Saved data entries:
%%
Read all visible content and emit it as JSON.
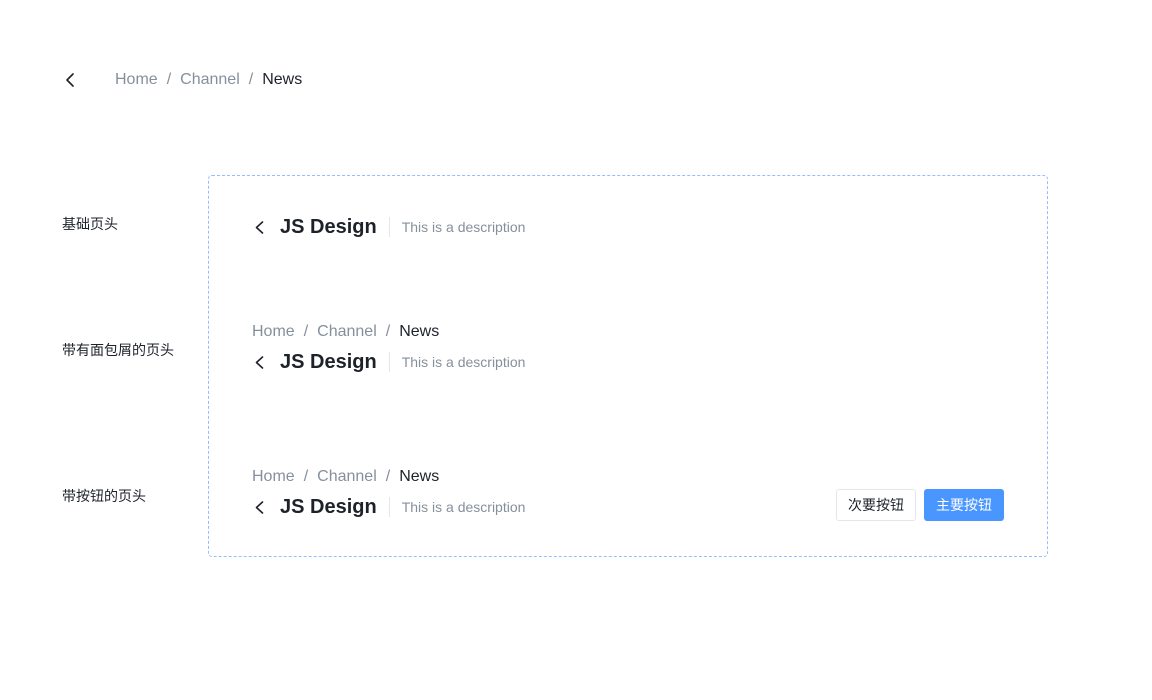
{
  "top": {
    "breadcrumb": [
      "Home",
      "Channel",
      "News"
    ]
  },
  "separator": "/",
  "rows": [
    {
      "label": "基础页头"
    },
    {
      "label": "带有面包屑的页头"
    },
    {
      "label": "带按钮的页头"
    }
  ],
  "page_headers": [
    {
      "title": "JS Design",
      "description": "This is a description"
    },
    {
      "breadcrumb": [
        "Home",
        "Channel",
        "News"
      ],
      "title": "JS Design",
      "description": "This is a description"
    },
    {
      "breadcrumb": [
        "Home",
        "Channel",
        "News"
      ],
      "title": "JS Design",
      "description": "This is a description"
    }
  ],
  "buttons": {
    "secondary": "次要按钮",
    "primary": "主要按钮"
  },
  "colors": {
    "primary": "#4a96ff",
    "frame_border": "#94bfff",
    "muted_text": "#86909c",
    "text": "#1d2129"
  },
  "icons": {
    "back": "chevron-left-icon"
  }
}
%%
STATED EXERCISE:
Extract every line of the data exactly; pictures stay out.

WRITTEN REPLY:
Read all visible content and emit it as JSON.
{
  "top": {
    "breadcrumb": [
      "Home",
      "Channel",
      "News"
    ]
  },
  "separator": "/",
  "rows": [
    {
      "label": "基础页头"
    },
    {
      "label": "带有面包屑的页头"
    },
    {
      "label": "带按钮的页头"
    }
  ],
  "page_headers": [
    {
      "title": "JS Design",
      "description": "This is a description"
    },
    {
      "breadcrumb": [
        "Home",
        "Channel",
        "News"
      ],
      "title": "JS Design",
      "description": "This is a description"
    },
    {
      "breadcrumb": [
        "Home",
        "Channel",
        "News"
      ],
      "title": "JS Design",
      "description": "This is a description"
    }
  ],
  "buttons": {
    "secondary": "次要按钮",
    "primary": "主要按钮"
  },
  "colors": {
    "primary": "#4a96ff",
    "frame_border": "#94bfff",
    "muted_text": "#86909c",
    "text": "#1d2129"
  },
  "icons": {
    "back": "chevron-left-icon"
  }
}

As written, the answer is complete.